[Exercise requirements]:
Everything in the listing except the pictures should be written out exactly.

[Dataset records on visual material]
## START
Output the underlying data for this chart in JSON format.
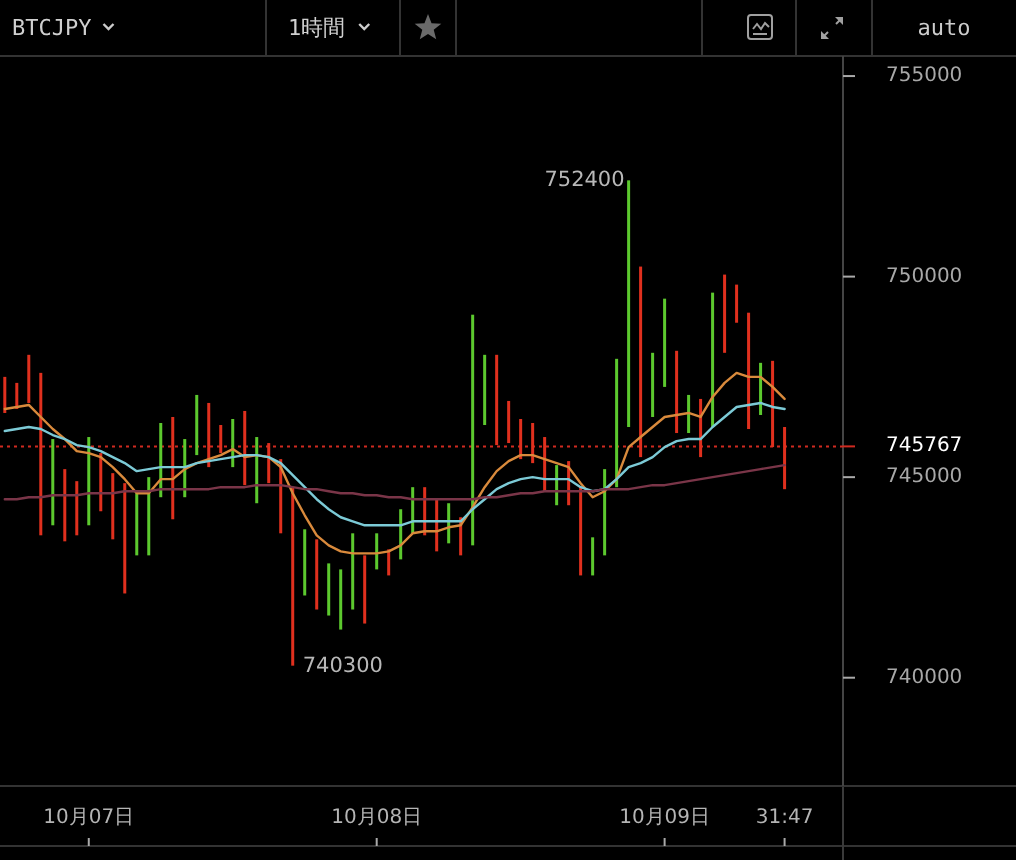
{
  "chart_data": {
    "type": "bar",
    "title": "BTCJPY",
    "subtitle": "1時間",
    "annotations": [
      "752400",
      "740300",
      "auto"
    ],
    "categories": [
      null,
      null,
      null,
      null,
      null,
      null,
      null,
      "10月07日",
      null,
      null,
      null,
      null,
      null,
      null,
      null,
      null,
      null,
      null,
      null,
      null,
      null,
      null,
      null,
      null,
      null,
      null,
      null,
      null,
      null,
      null,
      null,
      "10月08日",
      null,
      null,
      null,
      null,
      null,
      null,
      null,
      null,
      null,
      null,
      null,
      null,
      null,
      null,
      null,
      null,
      null,
      null,
      null,
      null,
      null,
      null,
      null,
      "10月09日",
      null,
      null,
      null,
      null,
      null,
      null,
      null,
      null,
      null,
      "31:47"
    ],
    "ylim": [
      737300,
      755500
    ],
    "yticks": [
      740000,
      745000,
      750000,
      755000
    ],
    "series": [
      {
        "base": [
          746600,
          746700,
          746850,
          743550,
          743800,
          743400,
          743550,
          743800,
          744150,
          743450,
          742100,
          743050,
          743050,
          744500,
          743950,
          744500,
          745550,
          745250,
          745600,
          745250,
          744800,
          744350,
          744850,
          743600,
          740300,
          742050,
          741700,
          741550,
          741200,
          741700,
          741350,
          742700,
          742550,
          742950,
          743600,
          743550,
          743150,
          743350,
          743050,
          743300,
          746300,
          745800,
          745850,
          745450,
          745350,
          744650,
          744300,
          744300,
          742550,
          742550,
          743050,
          744750,
          746250,
          745500,
          746500,
          747250,
          746100,
          746100,
          745500,
          746250,
          748100,
          748850,
          746200,
          746550,
          745750,
          744700
        ],
        "values": [
          900,
          650,
          1200,
          4050,
          2150,
          1800,
          1350,
          2200,
          1450,
          1650,
          2750,
          1550,
          1950,
          1850,
          2550,
          1450,
          1500,
          1600,
          700,
          1200,
          1850,
          1650,
          1000,
          1850,
          4450,
          1650,
          1750,
          1300,
          1500,
          1900,
          1700,
          900,
          650,
          1250,
          1150,
          1200,
          1300,
          1000,
          950,
          5750,
          1750,
          2250,
          1050,
          1000,
          1000,
          1350,
          1000,
          1100,
          2200,
          950,
          2150,
          3200,
          6150,
          4750,
          1600,
          2200,
          2050,
          950,
          1450,
          3350,
          1950,
          950,
          2900,
          1300,
          2150,
          1550
        ],
        "colors": [
          "#e0301e",
          "#e0301e",
          "#e0301e",
          "#e0301e",
          "#5cc92e",
          "#e0301e",
          "#e0301e",
          "#5cc92e",
          "#e0301e",
          "#e0301e",
          "#e0301e",
          "#5cc92e",
          "#5cc92e",
          "#5cc92e",
          "#e0301e",
          "#5cc92e",
          "#5cc92e",
          "#e0301e",
          "#e0301e",
          "#5cc92e",
          "#e0301e",
          "#5cc92e",
          "#e0301e",
          "#e0301e",
          "#e0301e",
          "#5cc92e",
          "#e0301e",
          "#5cc92e",
          "#5cc92e",
          "#5cc92e",
          "#e0301e",
          "#5cc92e",
          "#e0301e",
          "#5cc92e",
          "#5cc92e",
          "#e0301e",
          "#e0301e",
          "#5cc92e",
          "#e0301e",
          "#5cc92e",
          "#5cc92e",
          "#e0301e",
          "#e0301e",
          "#e0301e",
          "#e0301e",
          "#e0301e",
          "#5cc92e",
          "#e0301e",
          "#e0301e",
          "#5cc92e",
          "#5cc92e",
          "#5cc92e",
          "#5cc92e",
          "#e0301e",
          "#5cc92e",
          "#5cc92e",
          "#e0301e",
          "#5cc92e",
          "#e0301e",
          "#5cc92e",
          "#e0301e",
          "#e0301e",
          "#e0301e",
          "#5cc92e",
          "#e0301e",
          "#e0301e"
        ]
      },
      {
        "type": "line",
        "color": "#d98a3c",
        "values": [
          746700,
          746750,
          746800,
          746500,
          746200,
          745950,
          745650,
          745600,
          745500,
          745250,
          744950,
          744600,
          744600,
          744950,
          744950,
          745200,
          745350,
          745450,
          745550,
          745700,
          745500,
          745550,
          745500,
          745250,
          744600,
          744050,
          743550,
          743300,
          743150,
          743100,
          743100,
          743100,
          743150,
          743300,
          743600,
          743650,
          743650,
          743750,
          743800,
          744250,
          744750,
          745150,
          745400,
          745550,
          745550,
          745450,
          745350,
          745250,
          744850,
          744500,
          744650,
          744950,
          745750,
          746000,
          746250,
          746500,
          746550,
          746600,
          746500,
          747000,
          747350,
          747600,
          747500,
          747500,
          747250,
          746950
        ]
      },
      {
        "type": "line",
        "color": "#7ccad6",
        "values": [
          746150,
          746200,
          746250,
          746200,
          746050,
          745950,
          745800,
          745750,
          745650,
          745500,
          745350,
          745150,
          745200,
          745250,
          745250,
          745250,
          745350,
          745400,
          745450,
          745500,
          745550,
          745550,
          745500,
          745350,
          745050,
          744750,
          744450,
          744200,
          744000,
          743900,
          743800,
          743800,
          743800,
          743800,
          743900,
          743900,
          743900,
          743900,
          743900,
          744200,
          744450,
          744700,
          744850,
          744950,
          745000,
          744950,
          744950,
          744950,
          744750,
          744650,
          744700,
          744950,
          745250,
          745350,
          745500,
          745750,
          745900,
          745950,
          745950,
          746250,
          746500,
          746750,
          746800,
          746850,
          746750,
          746700
        ]
      },
      {
        "type": "line",
        "color": "#7a3548",
        "values": [
          744450,
          744450,
          744500,
          744500,
          744550,
          744550,
          744550,
          744600,
          744600,
          744600,
          744650,
          744650,
          744650,
          744700,
          744700,
          744700,
          744700,
          744700,
          744750,
          744750,
          744750,
          744800,
          744800,
          744800,
          744750,
          744700,
          744700,
          744650,
          744600,
          744600,
          744550,
          744550,
          744500,
          744500,
          744450,
          744450,
          744450,
          744450,
          744450,
          744450,
          744500,
          744500,
          744550,
          744600,
          744600,
          744650,
          744650,
          744650,
          744650,
          744650,
          744700,
          744700,
          744700,
          744750,
          744800,
          744800,
          744850,
          744900,
          744950,
          745000,
          745050,
          745100,
          745150,
          745200,
          745250,
          745300
        ]
      }
    ],
    "ref_lines": [
      {
        "axis": "y",
        "value": 745767,
        "label": "745767",
        "color": "#d02a20",
        "line_style": "dotted"
      }
    ]
  }
}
## END
[Solution]:
Output the underlying data for this chart in JSON format.
{
  "chart_data": {
    "type": "bar",
    "title": "BTCJPY",
    "subtitle": "1時間",
    "annotations": [
      "752400",
      "740300",
      "auto"
    ],
    "categories": [
      null,
      null,
      null,
      null,
      null,
      null,
      null,
      "10月07日",
      null,
      null,
      null,
      null,
      null,
      null,
      null,
      null,
      null,
      null,
      null,
      null,
      null,
      null,
      null,
      null,
      null,
      null,
      null,
      null,
      null,
      null,
      null,
      "10月08日",
      null,
      null,
      null,
      null,
      null,
      null,
      null,
      null,
      null,
      null,
      null,
      null,
      null,
      null,
      null,
      null,
      null,
      null,
      null,
      null,
      null,
      null,
      null,
      "10月09日",
      null,
      null,
      null,
      null,
      null,
      null,
      null,
      null,
      null,
      "31:47"
    ],
    "ylim": [
      737300,
      755500
    ],
    "yticks": [
      740000,
      745000,
      750000,
      755000
    ],
    "series": [
      {
        "base": [
          746600,
          746700,
          746850,
          743550,
          743800,
          743400,
          743550,
          743800,
          744150,
          743450,
          742100,
          743050,
          743050,
          744500,
          743950,
          744500,
          745550,
          745250,
          745600,
          745250,
          744800,
          744350,
          744850,
          743600,
          740300,
          742050,
          741700,
          741550,
          741200,
          741700,
          741350,
          742700,
          742550,
          742950,
          743600,
          743550,
          743150,
          743350,
          743050,
          743300,
          746300,
          745800,
          745850,
          745450,
          745350,
          744650,
          744300,
          744300,
          742550,
          742550,
          743050,
          744750,
          746250,
          745500,
          746500,
          747250,
          746100,
          746100,
          745500,
          746250,
          748100,
          748850,
          746200,
          746550,
          745750,
          744700
        ],
        "values": [
          900,
          650,
          1200,
          4050,
          2150,
          1800,
          1350,
          2200,
          1450,
          1650,
          2750,
          1550,
          1950,
          1850,
          2550,
          1450,
          1500,
          1600,
          700,
          1200,
          1850,
          1650,
          1000,
          1850,
          4450,
          1650,
          1750,
          1300,
          1500,
          1900,
          1700,
          900,
          650,
          1250,
          1150,
          1200,
          1300,
          1000,
          950,
          5750,
          1750,
          2250,
          1050,
          1000,
          1000,
          1350,
          1000,
          1100,
          2200,
          950,
          2150,
          3200,
          6150,
          4750,
          1600,
          2200,
          2050,
          950,
          1450,
          3350,
          1950,
          950,
          2900,
          1300,
          2150,
          1550
        ],
        "colors": [
          "#e0301e",
          "#e0301e",
          "#e0301e",
          "#e0301e",
          "#5cc92e",
          "#e0301e",
          "#e0301e",
          "#5cc92e",
          "#e0301e",
          "#e0301e",
          "#e0301e",
          "#5cc92e",
          "#5cc92e",
          "#5cc92e",
          "#e0301e",
          "#5cc92e",
          "#5cc92e",
          "#e0301e",
          "#e0301e",
          "#5cc92e",
          "#e0301e",
          "#5cc92e",
          "#e0301e",
          "#e0301e",
          "#e0301e",
          "#5cc92e",
          "#e0301e",
          "#5cc92e",
          "#5cc92e",
          "#5cc92e",
          "#e0301e",
          "#5cc92e",
          "#e0301e",
          "#5cc92e",
          "#5cc92e",
          "#e0301e",
          "#e0301e",
          "#5cc92e",
          "#e0301e",
          "#5cc92e",
          "#5cc92e",
          "#e0301e",
          "#e0301e",
          "#e0301e",
          "#e0301e",
          "#e0301e",
          "#5cc92e",
          "#e0301e",
          "#e0301e",
          "#5cc92e",
          "#5cc92e",
          "#5cc92e",
          "#5cc92e",
          "#e0301e",
          "#5cc92e",
          "#5cc92e",
          "#e0301e",
          "#5cc92e",
          "#e0301e",
          "#5cc92e",
          "#e0301e",
          "#e0301e",
          "#e0301e",
          "#5cc92e",
          "#e0301e",
          "#e0301e"
        ]
      },
      {
        "type": "line",
        "color": "#d98a3c",
        "values": [
          746700,
          746750,
          746800,
          746500,
          746200,
          745950,
          745650,
          745600,
          745500,
          745250,
          744950,
          744600,
          744600,
          744950,
          744950,
          745200,
          745350,
          745450,
          745550,
          745700,
          745500,
          745550,
          745500,
          745250,
          744600,
          744050,
          743550,
          743300,
          743150,
          743100,
          743100,
          743100,
          743150,
          743300,
          743600,
          743650,
          743650,
          743750,
          743800,
          744250,
          744750,
          745150,
          745400,
          745550,
          745550,
          745450,
          745350,
          745250,
          744850,
          744500,
          744650,
          744950,
          745750,
          746000,
          746250,
          746500,
          746550,
          746600,
          746500,
          747000,
          747350,
          747600,
          747500,
          747500,
          747250,
          746950
        ]
      },
      {
        "type": "line",
        "color": "#7ccad6",
        "values": [
          746150,
          746200,
          746250,
          746200,
          746050,
          745950,
          745800,
          745750,
          745650,
          745500,
          745350,
          745150,
          745200,
          745250,
          745250,
          745250,
          745350,
          745400,
          745450,
          745500,
          745550,
          745550,
          745500,
          745350,
          745050,
          744750,
          744450,
          744200,
          744000,
          743900,
          743800,
          743800,
          743800,
          743800,
          743900,
          743900,
          743900,
          743900,
          743900,
          744200,
          744450,
          744700,
          744850,
          744950,
          745000,
          744950,
          744950,
          744950,
          744750,
          744650,
          744700,
          744950,
          745250,
          745350,
          745500,
          745750,
          745900,
          745950,
          745950,
          746250,
          746500,
          746750,
          746800,
          746850,
          746750,
          746700
        ]
      },
      {
        "type": "line",
        "color": "#7a3548",
        "values": [
          744450,
          744450,
          744500,
          744500,
          744550,
          744550,
          744550,
          744600,
          744600,
          744600,
          744650,
          744650,
          744650,
          744700,
          744700,
          744700,
          744700,
          744700,
          744750,
          744750,
          744750,
          744800,
          744800,
          744800,
          744750,
          744700,
          744700,
          744650,
          744600,
          744600,
          744550,
          744550,
          744500,
          744500,
          744450,
          744450,
          744450,
          744450,
          744450,
          744450,
          744500,
          744500,
          744550,
          744600,
          744600,
          744650,
          744650,
          744650,
          744650,
          744650,
          744700,
          744700,
          744700,
          744750,
          744800,
          744800,
          744850,
          744900,
          744950,
          745000,
          745050,
          745100,
          745150,
          745200,
          745250,
          745300
        ]
      }
    ],
    "ref_lines": [
      {
        "axis": "y",
        "value": 745767,
        "label": "745767",
        "color": "#d02a20",
        "line_style": "dotted"
      }
    ]
  }
}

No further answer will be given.